## [RECORDS FOR THIS TASK]

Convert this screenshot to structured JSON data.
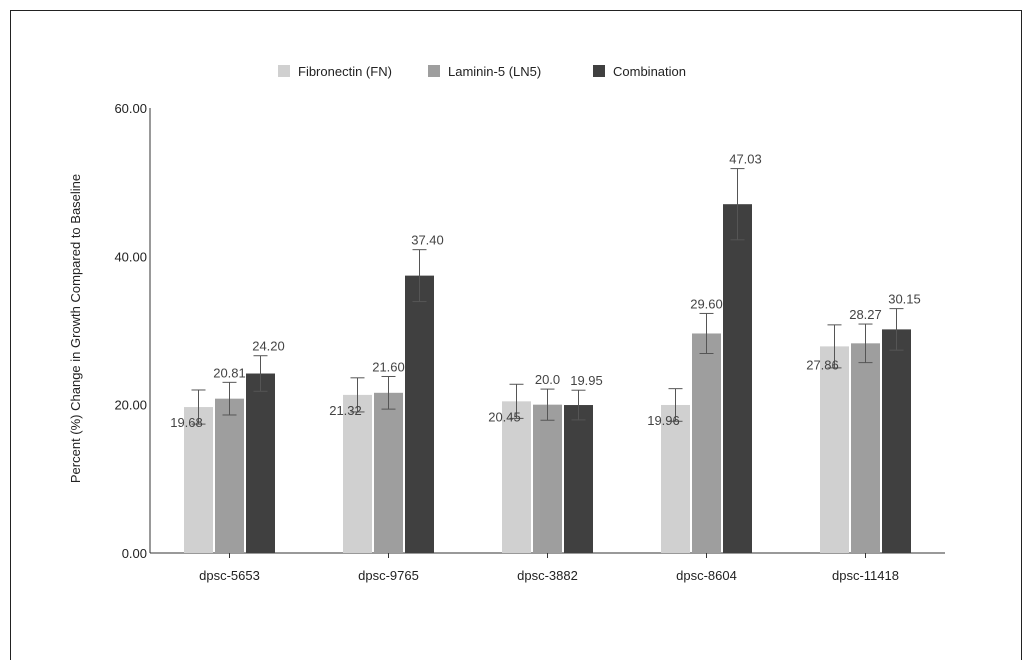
{
  "chart_data": {
    "type": "bar",
    "title": "",
    "xlabel": "",
    "ylabel": "Percent (%) Change in Growth Compared to Baseline",
    "ylim": [
      0,
      60
    ],
    "yticks": [
      "0.00",
      "20.00",
      "40.00",
      "60.00"
    ],
    "grid": false,
    "legend_position": "top",
    "categories": [
      "dpsc-5653",
      "dpsc-9765",
      "dpsc-3882",
      "dpsc-8604",
      "dpsc-11418"
    ],
    "series": [
      {
        "name": "Fibronectin (FN)",
        "color": "#d0d0d0",
        "values": [
          19.68,
          21.32,
          20.45,
          19.96,
          27.86
        ],
        "labels": [
          "19.68",
          "21.32",
          "20.45",
          "19.96",
          "27.86"
        ],
        "error": [
          2.3,
          2.3,
          2.3,
          2.2,
          2.9
        ]
      },
      {
        "name": "Laminin-5 (LN5)",
        "color": "#9e9e9e",
        "values": [
          20.81,
          21.6,
          20.0,
          29.6,
          28.27
        ],
        "labels": [
          "20.81",
          "21.60",
          "20.0",
          "29.60",
          "28.27"
        ],
        "error": [
          2.2,
          2.2,
          2.1,
          2.7,
          2.6
        ]
      },
      {
        "name": "Combination",
        "color": "#404040",
        "values": [
          24.2,
          37.4,
          19.95,
          47.03,
          30.15
        ],
        "labels": [
          "24.20",
          "37.40",
          "19.95",
          "47.03",
          "30.15"
        ],
        "error": [
          2.4,
          3.5,
          2.0,
          4.8,
          2.8
        ]
      }
    ]
  }
}
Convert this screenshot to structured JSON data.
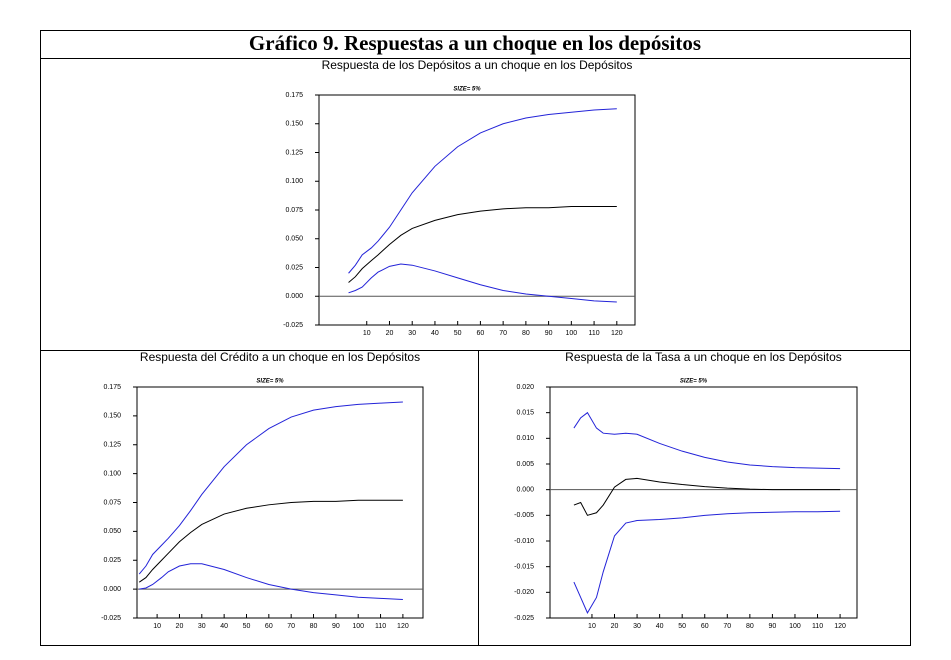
{
  "header": {
    "title": "Gráfico 9. Respuestas a un choque en los depósitos"
  },
  "chart_data": [
    {
      "type": "line",
      "title": "Respuesta de los Depósitos a un choque en los Depósitos",
      "subtitle": "SIZE= 5%",
      "x": [
        2,
        5,
        8,
        12,
        15,
        20,
        25,
        30,
        40,
        50,
        60,
        70,
        80,
        90,
        100,
        110,
        120
      ],
      "series": [
        {
          "color": "#2323d8",
          "values": [
            0.02,
            0.027,
            0.036,
            0.042,
            0.048,
            0.06,
            0.075,
            0.09,
            0.113,
            0.13,
            0.142,
            0.15,
            0.155,
            0.158,
            0.16,
            0.162,
            0.163
          ]
        },
        {
          "color": "#000000",
          "values": [
            0.012,
            0.017,
            0.024,
            0.031,
            0.036,
            0.045,
            0.053,
            0.059,
            0.066,
            0.071,
            0.074,
            0.076,
            0.077,
            0.077,
            0.078,
            0.078,
            0.078
          ]
        },
        {
          "color": "#2323d8",
          "values": [
            0.003,
            0.005,
            0.008,
            0.016,
            0.021,
            0.026,
            0.028,
            0.027,
            0.022,
            0.016,
            0.01,
            0.005,
            0.002,
            0.0,
            -0.002,
            -0.004,
            -0.005
          ]
        }
      ],
      "xlim": [
        -11,
        128
      ],
      "xticks": [
        10,
        20,
        30,
        40,
        50,
        60,
        70,
        80,
        90,
        100,
        110,
        120
      ],
      "ylim": [
        -0.025,
        0.175
      ],
      "yticks": [
        {
          "value": -0.025,
          "label": "-0.025"
        },
        {
          "value": 0,
          "label": "0.000"
        },
        {
          "value": 0.025,
          "label": "0.025"
        },
        {
          "value": 0.05,
          "label": "0.050"
        },
        {
          "value": 0.075,
          "label": "0.075"
        },
        {
          "value": 0.1,
          "label": "0.100"
        },
        {
          "value": 0.125,
          "label": "0.125"
        },
        {
          "value": 0.15,
          "label": "0.150"
        },
        {
          "value": 0.175,
          "label": "0.175"
        }
      ]
    },
    {
      "type": "line",
      "title": "Respuesta del Crédito a un choque en los Depósitos",
      "subtitle": "SIZE= 5%",
      "x": [
        2,
        5,
        8,
        12,
        15,
        20,
        25,
        30,
        40,
        50,
        60,
        70,
        80,
        90,
        100,
        110,
        120
      ],
      "series": [
        {
          "color": "#2323d8",
          "values": [
            0.013,
            0.02,
            0.03,
            0.038,
            0.044,
            0.055,
            0.068,
            0.082,
            0.106,
            0.125,
            0.139,
            0.149,
            0.155,
            0.158,
            0.16,
            0.161,
            0.162
          ]
        },
        {
          "color": "#000000",
          "values": [
            0.006,
            0.01,
            0.017,
            0.025,
            0.031,
            0.041,
            0.049,
            0.056,
            0.065,
            0.07,
            0.073,
            0.075,
            0.076,
            0.076,
            0.077,
            0.077,
            0.077
          ]
        },
        {
          "color": "#2323d8",
          "values": [
            0.0,
            0.001,
            0.004,
            0.01,
            0.015,
            0.02,
            0.022,
            0.022,
            0.017,
            0.01,
            0.004,
            0.0,
            -0.003,
            -0.005,
            -0.007,
            -0.008,
            -0.009
          ]
        }
      ],
      "xlim": [
        1,
        129
      ],
      "xticks": [
        10,
        20,
        30,
        40,
        50,
        60,
        70,
        80,
        90,
        100,
        110,
        120
      ],
      "ylim": [
        -0.025,
        0.175
      ],
      "yticks": [
        {
          "value": -0.025,
          "label": "-0.025"
        },
        {
          "value": 0,
          "label": "0.000"
        },
        {
          "value": 0.025,
          "label": "0.025"
        },
        {
          "value": 0.05,
          "label": "0.050"
        },
        {
          "value": 0.075,
          "label": "0.075"
        },
        {
          "value": 0.1,
          "label": "0.100"
        },
        {
          "value": 0.125,
          "label": "0.125"
        },
        {
          "value": 0.15,
          "label": "0.150"
        },
        {
          "value": 0.175,
          "label": "0.175"
        }
      ]
    },
    {
      "type": "line",
      "title": "Respuesta de la Tasa a un choque en los Depósitos",
      "subtitle": "SIZE= 5%",
      "x": [
        2,
        5,
        8,
        12,
        15,
        20,
        25,
        30,
        40,
        50,
        60,
        70,
        80,
        90,
        100,
        110,
        120
      ],
      "series": [
        {
          "color": "#2323d8",
          "values": [
            0.012,
            0.014,
            0.015,
            0.012,
            0.011,
            0.0108,
            0.011,
            0.0108,
            0.009,
            0.0075,
            0.0063,
            0.0054,
            0.0048,
            0.0045,
            0.0043,
            0.0042,
            0.0041
          ]
        },
        {
          "color": "#000000",
          "values": [
            -0.003,
            -0.0025,
            -0.005,
            -0.0045,
            -0.003,
            0.0005,
            0.002,
            0.0022,
            0.0015,
            0.001,
            0.0006,
            0.0003,
            0.0001,
            0.0,
            0.0,
            0.0,
            0.0
          ]
        },
        {
          "color": "#2323d8",
          "values": [
            -0.018,
            -0.021,
            -0.024,
            -0.021,
            -0.016,
            -0.009,
            -0.0065,
            -0.006,
            -0.0058,
            -0.0055,
            -0.005,
            -0.0047,
            -0.0045,
            -0.0044,
            -0.0043,
            -0.0043,
            -0.0042
          ]
        }
      ],
      "xlim": [
        -8.6,
        127.5
      ],
      "xticks": [
        10,
        20,
        30,
        40,
        50,
        60,
        70,
        80,
        90,
        100,
        110,
        120
      ],
      "ylim": [
        -0.025,
        0.02
      ],
      "yticks": [
        {
          "value": -0.025,
          "label": "-0.025"
        },
        {
          "value": -0.02,
          "label": "-0.020"
        },
        {
          "value": -0.015,
          "label": "-0.015"
        },
        {
          "value": -0.01,
          "label": "-0.010"
        },
        {
          "value": -0.005,
          "label": "-0.005"
        },
        {
          "value": 0,
          "label": "0.000"
        },
        {
          "value": 0.005,
          "label": "0.005"
        },
        {
          "value": 0.01,
          "label": "0.010"
        },
        {
          "value": 0.015,
          "label": "0.015"
        },
        {
          "value": 0.02,
          "label": "0.020"
        }
      ]
    }
  ]
}
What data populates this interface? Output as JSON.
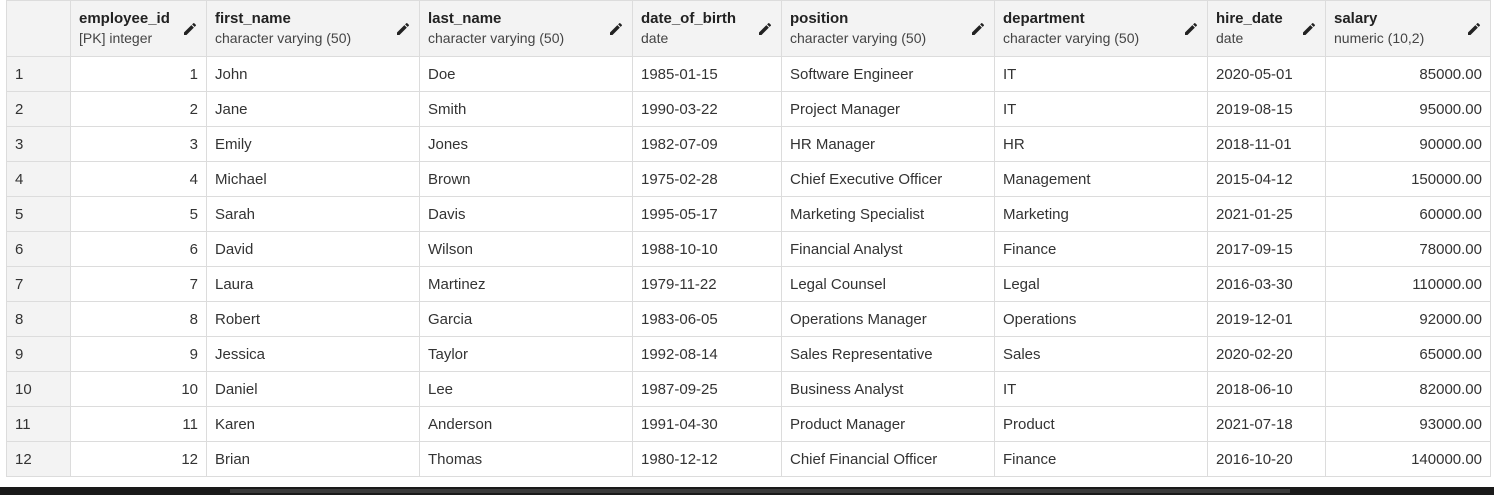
{
  "columns": [
    {
      "key": "employee_id",
      "name": "employee_id",
      "type": "[PK] integer",
      "align": "right"
    },
    {
      "key": "first_name",
      "name": "first_name",
      "type": "character varying (50)",
      "align": "left"
    },
    {
      "key": "last_name",
      "name": "last_name",
      "type": "character varying (50)",
      "align": "left"
    },
    {
      "key": "date_of_birth",
      "name": "date_of_birth",
      "type": "date",
      "align": "left"
    },
    {
      "key": "position",
      "name": "position",
      "type": "character varying (50)",
      "align": "left"
    },
    {
      "key": "department",
      "name": "department",
      "type": "character varying (50)",
      "align": "left"
    },
    {
      "key": "hire_date",
      "name": "hire_date",
      "type": "date",
      "align": "left"
    },
    {
      "key": "salary",
      "name": "salary",
      "type": "numeric (10,2)",
      "align": "right"
    }
  ],
  "icons": {
    "column_edit": "pencil-icon"
  },
  "rows": [
    {
      "row": "1",
      "employee_id": "1",
      "first_name": "John",
      "last_name": "Doe",
      "date_of_birth": "1985-01-15",
      "position": "Software Engineer",
      "department": "IT",
      "hire_date": "2020-05-01",
      "salary": "85000.00"
    },
    {
      "row": "2",
      "employee_id": "2",
      "first_name": "Jane",
      "last_name": "Smith",
      "date_of_birth": "1990-03-22",
      "position": "Project Manager",
      "department": "IT",
      "hire_date": "2019-08-15",
      "salary": "95000.00"
    },
    {
      "row": "3",
      "employee_id": "3",
      "first_name": "Emily",
      "last_name": "Jones",
      "date_of_birth": "1982-07-09",
      "position": "HR Manager",
      "department": "HR",
      "hire_date": "2018-11-01",
      "salary": "90000.00"
    },
    {
      "row": "4",
      "employee_id": "4",
      "first_name": "Michael",
      "last_name": "Brown",
      "date_of_birth": "1975-02-28",
      "position": "Chief Executive Officer",
      "department": "Management",
      "hire_date": "2015-04-12",
      "salary": "150000.00"
    },
    {
      "row": "5",
      "employee_id": "5",
      "first_name": "Sarah",
      "last_name": "Davis",
      "date_of_birth": "1995-05-17",
      "position": "Marketing Specialist",
      "department": "Marketing",
      "hire_date": "2021-01-25",
      "salary": "60000.00"
    },
    {
      "row": "6",
      "employee_id": "6",
      "first_name": "David",
      "last_name": "Wilson",
      "date_of_birth": "1988-10-10",
      "position": "Financial Analyst",
      "department": "Finance",
      "hire_date": "2017-09-15",
      "salary": "78000.00"
    },
    {
      "row": "7",
      "employee_id": "7",
      "first_name": "Laura",
      "last_name": "Martinez",
      "date_of_birth": "1979-11-22",
      "position": "Legal Counsel",
      "department": "Legal",
      "hire_date": "2016-03-30",
      "salary": "110000.00"
    },
    {
      "row": "8",
      "employee_id": "8",
      "first_name": "Robert",
      "last_name": "Garcia",
      "date_of_birth": "1983-06-05",
      "position": "Operations Manager",
      "department": "Operations",
      "hire_date": "2019-12-01",
      "salary": "92000.00"
    },
    {
      "row": "9",
      "employee_id": "9",
      "first_name": "Jessica",
      "last_name": "Taylor",
      "date_of_birth": "1992-08-14",
      "position": "Sales Representative",
      "department": "Sales",
      "hire_date": "2020-02-20",
      "salary": "65000.00"
    },
    {
      "row": "10",
      "employee_id": "10",
      "first_name": "Daniel",
      "last_name": "Lee",
      "date_of_birth": "1987-09-25",
      "position": "Business Analyst",
      "department": "IT",
      "hire_date": "2018-06-10",
      "salary": "82000.00"
    },
    {
      "row": "11",
      "employee_id": "11",
      "first_name": "Karen",
      "last_name": "Anderson",
      "date_of_birth": "1991-04-30",
      "position": "Product Manager",
      "department": "Product",
      "hire_date": "2021-07-18",
      "salary": "93000.00"
    },
    {
      "row": "12",
      "employee_id": "12",
      "first_name": "Brian",
      "last_name": "Thomas",
      "date_of_birth": "1980-12-12",
      "position": "Chief Financial Officer",
      "department": "Finance",
      "hire_date": "2016-10-20",
      "salary": "140000.00"
    }
  ]
}
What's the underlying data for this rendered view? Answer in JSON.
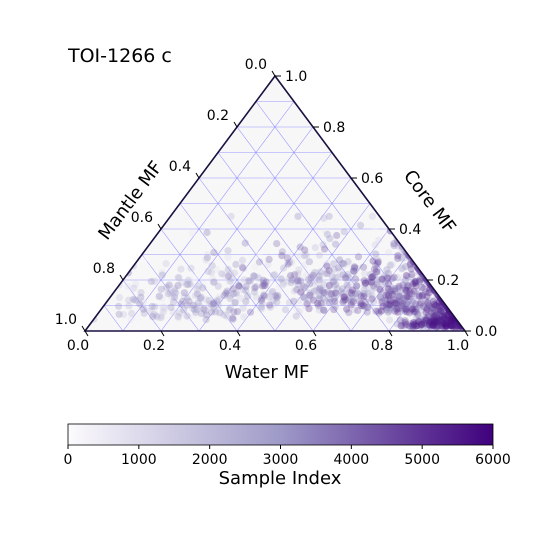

## [EXERCISE TASK]
Search the entries for the word "dpsc", then gather every line that has it.

## [EXERCISE RESULT]
      "dpsc-5653",
      "dpsc-9765",
      "dpsc-3882",
      "dpsc-8604",
      "dpsc-11418"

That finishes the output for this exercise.